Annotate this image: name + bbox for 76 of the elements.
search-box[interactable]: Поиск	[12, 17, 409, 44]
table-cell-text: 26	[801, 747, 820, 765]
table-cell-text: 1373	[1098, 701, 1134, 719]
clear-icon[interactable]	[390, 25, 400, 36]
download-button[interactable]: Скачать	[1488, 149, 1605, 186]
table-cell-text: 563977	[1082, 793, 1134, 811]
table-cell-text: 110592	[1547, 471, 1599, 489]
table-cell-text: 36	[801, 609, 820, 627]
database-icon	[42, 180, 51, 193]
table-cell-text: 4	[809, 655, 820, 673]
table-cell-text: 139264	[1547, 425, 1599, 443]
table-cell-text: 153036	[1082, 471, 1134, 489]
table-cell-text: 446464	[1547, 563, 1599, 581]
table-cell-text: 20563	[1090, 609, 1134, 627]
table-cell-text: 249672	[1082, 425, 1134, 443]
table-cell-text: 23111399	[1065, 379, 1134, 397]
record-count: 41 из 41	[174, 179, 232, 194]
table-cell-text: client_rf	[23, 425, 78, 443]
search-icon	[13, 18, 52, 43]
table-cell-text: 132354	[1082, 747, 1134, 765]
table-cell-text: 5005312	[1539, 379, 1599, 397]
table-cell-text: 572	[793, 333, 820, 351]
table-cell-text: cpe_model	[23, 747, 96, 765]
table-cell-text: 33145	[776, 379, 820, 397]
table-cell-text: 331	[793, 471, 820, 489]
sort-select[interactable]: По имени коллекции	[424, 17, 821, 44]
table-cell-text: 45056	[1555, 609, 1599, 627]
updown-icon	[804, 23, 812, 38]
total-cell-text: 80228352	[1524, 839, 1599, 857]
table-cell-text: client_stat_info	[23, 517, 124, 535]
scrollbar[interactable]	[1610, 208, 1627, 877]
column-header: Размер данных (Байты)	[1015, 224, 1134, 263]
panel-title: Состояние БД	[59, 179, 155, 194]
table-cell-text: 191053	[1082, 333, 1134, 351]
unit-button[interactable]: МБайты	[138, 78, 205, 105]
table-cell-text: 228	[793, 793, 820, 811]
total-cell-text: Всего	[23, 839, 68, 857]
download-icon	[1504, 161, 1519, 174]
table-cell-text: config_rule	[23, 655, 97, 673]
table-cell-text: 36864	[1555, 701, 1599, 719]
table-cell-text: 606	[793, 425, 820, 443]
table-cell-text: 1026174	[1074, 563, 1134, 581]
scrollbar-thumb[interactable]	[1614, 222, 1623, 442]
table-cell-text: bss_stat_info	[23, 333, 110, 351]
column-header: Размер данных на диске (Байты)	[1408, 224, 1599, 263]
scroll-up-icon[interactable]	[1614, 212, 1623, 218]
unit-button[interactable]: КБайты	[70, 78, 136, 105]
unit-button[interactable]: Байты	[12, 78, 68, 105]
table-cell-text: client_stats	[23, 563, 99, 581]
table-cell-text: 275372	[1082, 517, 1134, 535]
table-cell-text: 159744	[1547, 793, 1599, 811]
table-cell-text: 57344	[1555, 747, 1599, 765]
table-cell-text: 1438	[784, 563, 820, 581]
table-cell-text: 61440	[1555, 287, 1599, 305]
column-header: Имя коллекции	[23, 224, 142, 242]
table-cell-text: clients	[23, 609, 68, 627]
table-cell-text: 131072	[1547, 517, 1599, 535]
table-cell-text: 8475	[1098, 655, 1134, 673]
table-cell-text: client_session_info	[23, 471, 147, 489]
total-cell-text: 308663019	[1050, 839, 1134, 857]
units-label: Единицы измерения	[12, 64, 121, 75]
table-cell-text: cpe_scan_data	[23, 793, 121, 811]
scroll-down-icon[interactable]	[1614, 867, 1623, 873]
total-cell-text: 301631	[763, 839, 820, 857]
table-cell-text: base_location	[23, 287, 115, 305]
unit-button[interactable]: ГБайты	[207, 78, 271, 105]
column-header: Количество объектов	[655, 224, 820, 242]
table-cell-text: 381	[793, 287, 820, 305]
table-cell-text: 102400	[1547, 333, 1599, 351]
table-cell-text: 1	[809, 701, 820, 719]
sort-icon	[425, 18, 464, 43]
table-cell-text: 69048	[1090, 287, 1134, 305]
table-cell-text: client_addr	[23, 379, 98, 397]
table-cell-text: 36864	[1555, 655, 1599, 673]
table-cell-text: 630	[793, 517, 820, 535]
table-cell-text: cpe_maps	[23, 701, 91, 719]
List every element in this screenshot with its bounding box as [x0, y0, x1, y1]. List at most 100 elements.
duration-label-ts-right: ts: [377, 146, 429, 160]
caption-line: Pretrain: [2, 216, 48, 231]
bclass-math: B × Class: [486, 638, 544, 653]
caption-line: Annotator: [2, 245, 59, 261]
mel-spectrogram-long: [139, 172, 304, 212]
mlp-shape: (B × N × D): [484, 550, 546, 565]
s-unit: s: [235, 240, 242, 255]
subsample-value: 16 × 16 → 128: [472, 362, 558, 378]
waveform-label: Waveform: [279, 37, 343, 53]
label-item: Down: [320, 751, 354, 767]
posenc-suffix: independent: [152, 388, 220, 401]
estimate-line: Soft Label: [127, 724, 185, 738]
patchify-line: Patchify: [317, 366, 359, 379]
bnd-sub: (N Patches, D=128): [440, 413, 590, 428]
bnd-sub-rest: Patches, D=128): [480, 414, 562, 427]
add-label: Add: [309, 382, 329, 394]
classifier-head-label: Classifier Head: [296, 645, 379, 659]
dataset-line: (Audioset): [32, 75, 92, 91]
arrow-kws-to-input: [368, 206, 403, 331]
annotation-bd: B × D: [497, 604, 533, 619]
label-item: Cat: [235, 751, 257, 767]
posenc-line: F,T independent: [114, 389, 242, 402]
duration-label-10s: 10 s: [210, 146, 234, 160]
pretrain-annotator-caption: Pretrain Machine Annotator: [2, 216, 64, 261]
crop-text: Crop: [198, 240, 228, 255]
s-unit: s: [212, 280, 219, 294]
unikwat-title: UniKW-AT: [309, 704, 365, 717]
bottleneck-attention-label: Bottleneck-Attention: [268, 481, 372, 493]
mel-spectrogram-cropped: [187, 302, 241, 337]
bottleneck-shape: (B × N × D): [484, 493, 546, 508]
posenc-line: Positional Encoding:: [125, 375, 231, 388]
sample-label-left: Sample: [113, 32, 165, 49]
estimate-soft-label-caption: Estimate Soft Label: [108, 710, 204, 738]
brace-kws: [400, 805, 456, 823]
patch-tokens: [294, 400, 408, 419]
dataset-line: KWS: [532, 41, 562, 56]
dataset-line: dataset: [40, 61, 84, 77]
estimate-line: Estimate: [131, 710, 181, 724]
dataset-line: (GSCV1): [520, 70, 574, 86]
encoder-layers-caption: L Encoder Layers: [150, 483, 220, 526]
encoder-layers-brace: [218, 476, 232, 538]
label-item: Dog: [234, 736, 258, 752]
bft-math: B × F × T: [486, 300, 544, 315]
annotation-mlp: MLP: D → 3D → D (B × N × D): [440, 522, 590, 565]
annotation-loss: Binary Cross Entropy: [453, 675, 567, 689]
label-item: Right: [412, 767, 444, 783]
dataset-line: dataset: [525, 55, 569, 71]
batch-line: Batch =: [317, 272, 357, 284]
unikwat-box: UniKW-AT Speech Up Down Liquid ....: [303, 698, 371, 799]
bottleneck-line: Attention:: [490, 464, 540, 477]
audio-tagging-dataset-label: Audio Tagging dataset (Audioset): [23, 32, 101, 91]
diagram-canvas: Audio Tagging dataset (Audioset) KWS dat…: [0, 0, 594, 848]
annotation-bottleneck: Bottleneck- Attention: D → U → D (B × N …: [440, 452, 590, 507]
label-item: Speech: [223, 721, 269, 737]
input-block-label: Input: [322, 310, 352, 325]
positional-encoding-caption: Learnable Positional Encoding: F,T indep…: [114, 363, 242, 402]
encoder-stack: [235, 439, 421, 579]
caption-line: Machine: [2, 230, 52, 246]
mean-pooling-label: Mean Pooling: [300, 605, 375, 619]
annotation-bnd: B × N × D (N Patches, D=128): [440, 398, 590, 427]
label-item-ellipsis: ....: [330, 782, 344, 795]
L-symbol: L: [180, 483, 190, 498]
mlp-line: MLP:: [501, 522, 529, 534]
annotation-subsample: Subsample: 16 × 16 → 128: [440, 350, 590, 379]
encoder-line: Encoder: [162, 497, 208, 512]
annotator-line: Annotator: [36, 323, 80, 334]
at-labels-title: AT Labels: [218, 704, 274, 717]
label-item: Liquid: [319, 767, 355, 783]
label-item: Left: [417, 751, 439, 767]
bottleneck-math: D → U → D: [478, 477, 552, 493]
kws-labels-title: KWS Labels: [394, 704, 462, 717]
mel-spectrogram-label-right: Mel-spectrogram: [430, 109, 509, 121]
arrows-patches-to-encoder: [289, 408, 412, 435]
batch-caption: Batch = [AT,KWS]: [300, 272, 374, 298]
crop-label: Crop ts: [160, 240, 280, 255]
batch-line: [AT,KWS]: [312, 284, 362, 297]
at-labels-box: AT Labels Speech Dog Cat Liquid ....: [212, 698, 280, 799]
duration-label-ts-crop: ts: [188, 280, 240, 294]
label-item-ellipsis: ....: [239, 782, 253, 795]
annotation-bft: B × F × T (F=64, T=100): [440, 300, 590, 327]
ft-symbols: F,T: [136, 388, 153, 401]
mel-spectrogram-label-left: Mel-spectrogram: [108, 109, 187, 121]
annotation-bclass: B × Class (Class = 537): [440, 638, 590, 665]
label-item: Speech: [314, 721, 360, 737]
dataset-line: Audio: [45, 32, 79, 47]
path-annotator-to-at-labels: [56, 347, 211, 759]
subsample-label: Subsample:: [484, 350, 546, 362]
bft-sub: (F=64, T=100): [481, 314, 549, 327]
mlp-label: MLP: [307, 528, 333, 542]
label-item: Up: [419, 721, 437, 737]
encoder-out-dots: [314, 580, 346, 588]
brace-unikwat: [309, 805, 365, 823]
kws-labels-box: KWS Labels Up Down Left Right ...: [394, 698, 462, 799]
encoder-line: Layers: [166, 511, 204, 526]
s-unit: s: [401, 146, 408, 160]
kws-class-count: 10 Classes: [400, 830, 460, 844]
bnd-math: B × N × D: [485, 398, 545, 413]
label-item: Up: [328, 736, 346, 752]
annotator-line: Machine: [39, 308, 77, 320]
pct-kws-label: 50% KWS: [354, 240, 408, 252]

*CHALLENGE:* Reformat the material as a numbered list, from its first line through the line containing "179, 155, 194]", both included, and leave out any blank lines.

*WORKED SOLUTION:*
1. Annotate this image: name + bbox for 76 of the elements.
2. search-box[interactable]: Поиск	[12, 17, 409, 44]
3. table-cell-text: 26	[801, 747, 820, 765]
4. table-cell-text: 1373	[1098, 701, 1134, 719]
5. clear-icon[interactable]	[390, 25, 400, 36]
6. download-button[interactable]: Скачать	[1488, 149, 1605, 186]
7. table-cell-text: 563977	[1082, 793, 1134, 811]
8. table-cell-text: 110592	[1547, 471, 1599, 489]
9. table-cell-text: 36	[801, 609, 820, 627]
10. database-icon	[42, 180, 51, 193]
11. table-cell-text: 4	[809, 655, 820, 673]
12. table-cell-text: 139264	[1547, 425, 1599, 443]
13. table-cell-text: 153036	[1082, 471, 1134, 489]
14. table-cell-text: 446464	[1547, 563, 1599, 581]
15. table-cell-text: 20563	[1090, 609, 1134, 627]
16. table-cell-text: 249672	[1082, 425, 1134, 443]
17. table-cell-text: 23111399	[1065, 379, 1134, 397]
18. record-count: 41 из 41	[174, 179, 232, 194]
19. table-cell-text: client_rf	[23, 425, 78, 443]
20. search-icon	[13, 18, 52, 43]
21. table-cell-text: 132354	[1082, 747, 1134, 765]
22. table-cell-text: 5005312	[1539, 379, 1599, 397]
23. table-cell-text: 572	[793, 333, 820, 351]
24. table-cell-text: cpe_model	[23, 747, 96, 765]
25. table-cell-text: 33145	[776, 379, 820, 397]
26. table-cell-text: 331	[793, 471, 820, 489]
27. sort-select[interactable]: По имени коллекции	[424, 17, 821, 44]
28. table-cell-text: 45056	[1555, 609, 1599, 627]
29. updown-icon	[804, 23, 812, 38]
30. total-cell-text: 80228352	[1524, 839, 1599, 857]
31. table-cell-text: client_stat_info	[23, 517, 124, 535]
32. scrollbar[interactable]	[1610, 208, 1627, 877]
33. column-header: Размер данных (Байты)	[1015, 224, 1134, 263]
34. panel-title: Состояние БД	[59, 179, 155, 194]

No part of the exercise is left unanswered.